> [DATA RECORDS]:
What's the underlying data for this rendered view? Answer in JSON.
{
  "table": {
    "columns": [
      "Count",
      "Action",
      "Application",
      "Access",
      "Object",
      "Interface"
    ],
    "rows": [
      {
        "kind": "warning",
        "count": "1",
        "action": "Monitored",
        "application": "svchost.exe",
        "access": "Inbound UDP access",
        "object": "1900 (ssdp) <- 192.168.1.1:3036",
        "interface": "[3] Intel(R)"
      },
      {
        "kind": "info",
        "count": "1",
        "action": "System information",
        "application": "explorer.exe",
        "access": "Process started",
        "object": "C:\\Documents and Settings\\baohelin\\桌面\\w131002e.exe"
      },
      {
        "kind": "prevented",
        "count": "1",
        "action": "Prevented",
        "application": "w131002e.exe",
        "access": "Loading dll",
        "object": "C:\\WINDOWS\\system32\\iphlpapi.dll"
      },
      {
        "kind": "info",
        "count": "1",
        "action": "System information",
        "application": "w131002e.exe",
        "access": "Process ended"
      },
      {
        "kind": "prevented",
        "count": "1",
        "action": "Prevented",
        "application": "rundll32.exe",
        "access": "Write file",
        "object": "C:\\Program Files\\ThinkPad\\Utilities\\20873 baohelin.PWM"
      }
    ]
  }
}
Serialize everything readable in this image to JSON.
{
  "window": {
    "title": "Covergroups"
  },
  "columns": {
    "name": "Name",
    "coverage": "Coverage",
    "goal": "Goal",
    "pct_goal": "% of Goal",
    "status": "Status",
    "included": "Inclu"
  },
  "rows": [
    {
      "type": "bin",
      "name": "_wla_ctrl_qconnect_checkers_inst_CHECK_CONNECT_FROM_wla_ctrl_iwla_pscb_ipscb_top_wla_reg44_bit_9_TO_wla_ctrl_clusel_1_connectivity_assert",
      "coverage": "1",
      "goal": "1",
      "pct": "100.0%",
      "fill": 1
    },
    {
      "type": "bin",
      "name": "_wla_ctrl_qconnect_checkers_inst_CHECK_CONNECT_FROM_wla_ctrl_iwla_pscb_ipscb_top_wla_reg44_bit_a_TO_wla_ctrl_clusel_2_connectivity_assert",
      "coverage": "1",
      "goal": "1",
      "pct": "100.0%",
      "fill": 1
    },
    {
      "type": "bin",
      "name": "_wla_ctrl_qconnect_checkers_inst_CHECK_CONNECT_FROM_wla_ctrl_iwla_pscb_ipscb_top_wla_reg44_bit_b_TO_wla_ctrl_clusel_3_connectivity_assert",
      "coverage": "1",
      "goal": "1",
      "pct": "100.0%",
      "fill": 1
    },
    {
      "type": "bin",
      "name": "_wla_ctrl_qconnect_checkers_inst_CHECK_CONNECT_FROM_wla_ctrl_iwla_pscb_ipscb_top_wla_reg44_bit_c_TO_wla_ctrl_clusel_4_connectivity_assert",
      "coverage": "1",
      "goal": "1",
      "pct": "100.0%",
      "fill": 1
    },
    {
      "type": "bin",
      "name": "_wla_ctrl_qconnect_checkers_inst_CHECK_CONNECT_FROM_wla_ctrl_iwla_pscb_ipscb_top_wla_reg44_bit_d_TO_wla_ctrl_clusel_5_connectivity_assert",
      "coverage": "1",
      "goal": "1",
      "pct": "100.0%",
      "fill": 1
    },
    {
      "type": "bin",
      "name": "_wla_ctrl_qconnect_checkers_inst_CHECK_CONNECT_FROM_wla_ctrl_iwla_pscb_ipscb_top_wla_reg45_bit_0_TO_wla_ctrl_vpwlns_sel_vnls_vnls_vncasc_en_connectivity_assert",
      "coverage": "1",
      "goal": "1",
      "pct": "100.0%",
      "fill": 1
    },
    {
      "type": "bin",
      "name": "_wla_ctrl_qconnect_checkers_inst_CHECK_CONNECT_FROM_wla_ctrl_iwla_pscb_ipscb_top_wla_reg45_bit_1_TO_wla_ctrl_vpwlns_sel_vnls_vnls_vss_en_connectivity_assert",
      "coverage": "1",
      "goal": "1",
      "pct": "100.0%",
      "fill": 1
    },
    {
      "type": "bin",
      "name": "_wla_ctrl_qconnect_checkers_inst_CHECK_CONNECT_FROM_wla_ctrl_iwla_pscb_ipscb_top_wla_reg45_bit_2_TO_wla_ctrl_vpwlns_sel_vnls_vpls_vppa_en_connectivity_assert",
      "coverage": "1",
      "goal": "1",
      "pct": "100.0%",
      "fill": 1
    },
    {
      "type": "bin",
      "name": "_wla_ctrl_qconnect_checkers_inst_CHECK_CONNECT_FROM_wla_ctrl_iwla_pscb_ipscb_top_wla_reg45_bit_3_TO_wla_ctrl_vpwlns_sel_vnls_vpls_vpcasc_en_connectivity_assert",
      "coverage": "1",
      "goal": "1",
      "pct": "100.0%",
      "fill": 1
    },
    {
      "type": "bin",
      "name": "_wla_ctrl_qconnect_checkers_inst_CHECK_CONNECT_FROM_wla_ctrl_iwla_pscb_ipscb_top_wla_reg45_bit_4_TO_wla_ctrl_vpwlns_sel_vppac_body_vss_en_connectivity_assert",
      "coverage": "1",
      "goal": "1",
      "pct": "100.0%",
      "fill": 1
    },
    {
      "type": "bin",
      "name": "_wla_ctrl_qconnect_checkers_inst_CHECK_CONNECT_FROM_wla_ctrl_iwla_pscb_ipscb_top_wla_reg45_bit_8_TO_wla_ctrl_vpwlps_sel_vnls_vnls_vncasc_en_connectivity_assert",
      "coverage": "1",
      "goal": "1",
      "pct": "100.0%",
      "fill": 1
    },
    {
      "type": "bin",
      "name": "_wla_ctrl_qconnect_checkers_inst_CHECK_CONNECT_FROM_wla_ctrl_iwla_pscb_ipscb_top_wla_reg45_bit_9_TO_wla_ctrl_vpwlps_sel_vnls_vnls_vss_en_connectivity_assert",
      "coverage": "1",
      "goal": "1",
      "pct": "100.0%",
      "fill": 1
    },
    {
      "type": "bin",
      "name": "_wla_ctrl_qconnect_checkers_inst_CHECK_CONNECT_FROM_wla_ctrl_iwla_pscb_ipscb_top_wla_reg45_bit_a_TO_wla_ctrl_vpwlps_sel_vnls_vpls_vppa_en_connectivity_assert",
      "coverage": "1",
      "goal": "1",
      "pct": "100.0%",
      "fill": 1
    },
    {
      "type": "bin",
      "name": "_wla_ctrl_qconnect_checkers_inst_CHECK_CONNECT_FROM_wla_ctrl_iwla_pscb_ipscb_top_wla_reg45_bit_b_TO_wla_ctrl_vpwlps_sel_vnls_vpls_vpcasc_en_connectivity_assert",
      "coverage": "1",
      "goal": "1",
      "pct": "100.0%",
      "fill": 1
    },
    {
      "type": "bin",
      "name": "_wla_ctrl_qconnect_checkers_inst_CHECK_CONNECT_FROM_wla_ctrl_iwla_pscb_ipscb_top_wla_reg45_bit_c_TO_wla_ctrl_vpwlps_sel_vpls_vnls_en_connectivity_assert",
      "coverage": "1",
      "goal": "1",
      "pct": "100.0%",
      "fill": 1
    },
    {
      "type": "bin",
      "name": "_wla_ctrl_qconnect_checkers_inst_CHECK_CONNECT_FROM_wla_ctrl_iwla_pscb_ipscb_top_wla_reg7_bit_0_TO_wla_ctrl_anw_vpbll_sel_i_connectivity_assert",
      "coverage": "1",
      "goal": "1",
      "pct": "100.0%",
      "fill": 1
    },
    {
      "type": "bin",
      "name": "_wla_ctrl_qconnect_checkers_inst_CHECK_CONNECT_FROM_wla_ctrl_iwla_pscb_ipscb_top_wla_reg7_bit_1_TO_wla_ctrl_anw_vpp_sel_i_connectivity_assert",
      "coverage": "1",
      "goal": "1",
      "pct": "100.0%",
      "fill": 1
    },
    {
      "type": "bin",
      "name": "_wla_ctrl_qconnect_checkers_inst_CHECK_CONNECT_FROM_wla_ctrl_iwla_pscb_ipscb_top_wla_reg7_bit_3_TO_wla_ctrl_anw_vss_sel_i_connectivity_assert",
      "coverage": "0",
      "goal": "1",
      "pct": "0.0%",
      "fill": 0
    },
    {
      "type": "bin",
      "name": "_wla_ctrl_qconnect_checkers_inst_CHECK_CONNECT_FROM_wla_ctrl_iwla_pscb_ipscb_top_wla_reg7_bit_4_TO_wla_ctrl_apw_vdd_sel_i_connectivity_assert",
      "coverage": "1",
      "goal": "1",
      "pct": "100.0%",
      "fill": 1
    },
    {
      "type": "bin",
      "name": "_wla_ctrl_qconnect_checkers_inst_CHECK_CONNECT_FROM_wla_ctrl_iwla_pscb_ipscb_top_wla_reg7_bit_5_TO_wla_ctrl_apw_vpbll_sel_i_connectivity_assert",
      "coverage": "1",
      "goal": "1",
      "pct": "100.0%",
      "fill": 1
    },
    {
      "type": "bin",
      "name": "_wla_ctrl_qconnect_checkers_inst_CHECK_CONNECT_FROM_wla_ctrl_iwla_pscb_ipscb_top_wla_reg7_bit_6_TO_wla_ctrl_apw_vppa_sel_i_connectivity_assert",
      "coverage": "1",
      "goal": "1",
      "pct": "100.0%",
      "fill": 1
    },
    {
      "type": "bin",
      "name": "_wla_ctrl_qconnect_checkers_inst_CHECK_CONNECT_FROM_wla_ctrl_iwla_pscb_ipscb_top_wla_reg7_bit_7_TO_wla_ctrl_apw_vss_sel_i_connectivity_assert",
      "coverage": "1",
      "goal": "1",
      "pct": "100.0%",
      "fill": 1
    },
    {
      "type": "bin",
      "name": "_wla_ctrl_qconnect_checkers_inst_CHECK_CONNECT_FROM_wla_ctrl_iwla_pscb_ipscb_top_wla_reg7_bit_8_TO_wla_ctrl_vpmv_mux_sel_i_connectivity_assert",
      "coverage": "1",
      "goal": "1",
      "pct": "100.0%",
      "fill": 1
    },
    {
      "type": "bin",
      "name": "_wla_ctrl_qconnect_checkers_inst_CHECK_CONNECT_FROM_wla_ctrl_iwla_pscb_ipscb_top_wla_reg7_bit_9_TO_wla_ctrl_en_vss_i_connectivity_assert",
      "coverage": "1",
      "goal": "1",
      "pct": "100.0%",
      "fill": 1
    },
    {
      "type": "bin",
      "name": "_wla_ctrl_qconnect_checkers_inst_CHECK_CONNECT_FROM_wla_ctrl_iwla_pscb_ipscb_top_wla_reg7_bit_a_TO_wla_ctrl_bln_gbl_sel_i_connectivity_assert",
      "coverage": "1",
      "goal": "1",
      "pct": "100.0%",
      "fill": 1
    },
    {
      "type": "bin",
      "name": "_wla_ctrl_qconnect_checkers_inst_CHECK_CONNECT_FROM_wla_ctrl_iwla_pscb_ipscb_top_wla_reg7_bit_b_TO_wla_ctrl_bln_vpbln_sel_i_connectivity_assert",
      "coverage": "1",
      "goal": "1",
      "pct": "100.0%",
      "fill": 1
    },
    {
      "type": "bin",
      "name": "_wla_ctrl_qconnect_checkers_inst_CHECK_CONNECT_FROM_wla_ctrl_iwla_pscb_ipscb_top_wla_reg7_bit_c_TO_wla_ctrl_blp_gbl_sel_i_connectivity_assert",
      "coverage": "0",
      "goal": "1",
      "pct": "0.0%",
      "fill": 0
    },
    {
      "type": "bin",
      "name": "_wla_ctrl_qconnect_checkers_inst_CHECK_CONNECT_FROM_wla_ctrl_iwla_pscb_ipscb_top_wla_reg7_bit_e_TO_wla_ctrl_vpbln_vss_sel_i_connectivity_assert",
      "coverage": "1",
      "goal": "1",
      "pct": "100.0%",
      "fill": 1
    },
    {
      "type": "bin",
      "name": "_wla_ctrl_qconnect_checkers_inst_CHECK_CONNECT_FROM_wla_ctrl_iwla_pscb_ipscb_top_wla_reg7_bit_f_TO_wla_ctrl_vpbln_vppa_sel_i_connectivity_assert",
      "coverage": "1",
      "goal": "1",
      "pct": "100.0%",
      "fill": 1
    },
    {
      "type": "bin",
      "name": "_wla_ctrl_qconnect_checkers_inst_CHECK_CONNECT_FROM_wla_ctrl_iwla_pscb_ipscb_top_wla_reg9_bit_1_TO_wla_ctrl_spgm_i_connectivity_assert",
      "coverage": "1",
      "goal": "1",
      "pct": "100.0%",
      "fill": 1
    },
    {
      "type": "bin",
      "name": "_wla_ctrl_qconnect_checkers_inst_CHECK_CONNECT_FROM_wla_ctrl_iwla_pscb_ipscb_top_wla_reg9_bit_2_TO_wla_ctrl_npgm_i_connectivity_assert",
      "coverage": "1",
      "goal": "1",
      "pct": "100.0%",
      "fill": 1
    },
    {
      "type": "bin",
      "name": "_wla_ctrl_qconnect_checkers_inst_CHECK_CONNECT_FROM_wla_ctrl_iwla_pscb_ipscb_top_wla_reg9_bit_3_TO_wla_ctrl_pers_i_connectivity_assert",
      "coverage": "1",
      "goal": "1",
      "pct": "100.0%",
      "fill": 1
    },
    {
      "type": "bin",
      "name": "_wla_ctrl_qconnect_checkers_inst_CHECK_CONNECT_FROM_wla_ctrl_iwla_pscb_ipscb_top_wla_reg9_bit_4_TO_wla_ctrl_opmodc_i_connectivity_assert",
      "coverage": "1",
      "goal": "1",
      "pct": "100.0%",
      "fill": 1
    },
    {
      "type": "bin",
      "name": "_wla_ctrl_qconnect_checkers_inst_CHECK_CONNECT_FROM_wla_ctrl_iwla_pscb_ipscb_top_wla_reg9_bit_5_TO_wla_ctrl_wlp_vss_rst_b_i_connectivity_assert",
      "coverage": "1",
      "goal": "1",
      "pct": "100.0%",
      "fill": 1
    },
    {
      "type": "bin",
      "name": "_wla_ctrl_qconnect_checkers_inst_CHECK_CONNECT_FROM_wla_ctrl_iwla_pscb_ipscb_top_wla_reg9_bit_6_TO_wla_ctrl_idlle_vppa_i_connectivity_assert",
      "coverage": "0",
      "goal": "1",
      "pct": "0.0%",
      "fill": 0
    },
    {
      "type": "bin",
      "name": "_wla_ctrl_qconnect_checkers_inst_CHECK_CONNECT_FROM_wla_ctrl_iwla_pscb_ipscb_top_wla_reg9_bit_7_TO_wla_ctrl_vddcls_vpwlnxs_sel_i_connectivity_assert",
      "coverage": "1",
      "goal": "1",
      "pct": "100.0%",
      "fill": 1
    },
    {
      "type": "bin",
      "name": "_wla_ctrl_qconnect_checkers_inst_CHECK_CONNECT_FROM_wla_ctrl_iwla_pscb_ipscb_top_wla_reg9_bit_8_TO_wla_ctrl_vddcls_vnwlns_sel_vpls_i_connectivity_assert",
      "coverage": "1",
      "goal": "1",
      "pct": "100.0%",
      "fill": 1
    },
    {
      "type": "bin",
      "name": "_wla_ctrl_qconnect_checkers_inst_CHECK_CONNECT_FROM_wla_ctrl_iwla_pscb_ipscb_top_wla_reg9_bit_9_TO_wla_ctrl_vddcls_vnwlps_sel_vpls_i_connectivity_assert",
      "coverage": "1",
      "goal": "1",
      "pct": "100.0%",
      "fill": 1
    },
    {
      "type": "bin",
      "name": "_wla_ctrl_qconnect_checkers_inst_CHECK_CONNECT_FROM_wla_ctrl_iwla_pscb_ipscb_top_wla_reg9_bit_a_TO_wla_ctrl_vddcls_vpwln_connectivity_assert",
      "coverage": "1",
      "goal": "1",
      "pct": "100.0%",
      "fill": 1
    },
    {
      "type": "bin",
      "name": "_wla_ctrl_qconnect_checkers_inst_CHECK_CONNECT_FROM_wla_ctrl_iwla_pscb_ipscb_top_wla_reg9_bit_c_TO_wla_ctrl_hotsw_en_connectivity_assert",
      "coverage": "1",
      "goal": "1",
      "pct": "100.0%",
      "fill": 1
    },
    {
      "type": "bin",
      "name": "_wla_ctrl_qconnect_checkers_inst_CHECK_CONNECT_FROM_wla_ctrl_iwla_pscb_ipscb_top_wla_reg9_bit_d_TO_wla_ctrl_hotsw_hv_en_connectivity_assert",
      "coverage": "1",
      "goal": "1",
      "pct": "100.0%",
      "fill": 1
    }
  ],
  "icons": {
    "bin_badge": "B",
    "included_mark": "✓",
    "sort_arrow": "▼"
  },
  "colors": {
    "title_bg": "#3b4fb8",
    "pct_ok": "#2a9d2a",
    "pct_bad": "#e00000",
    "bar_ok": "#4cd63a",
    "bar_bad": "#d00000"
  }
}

> [EXERCISE]: Your answer should be a single number: the count of lines containing the word "this".

> [TASK OUTPUT]: 2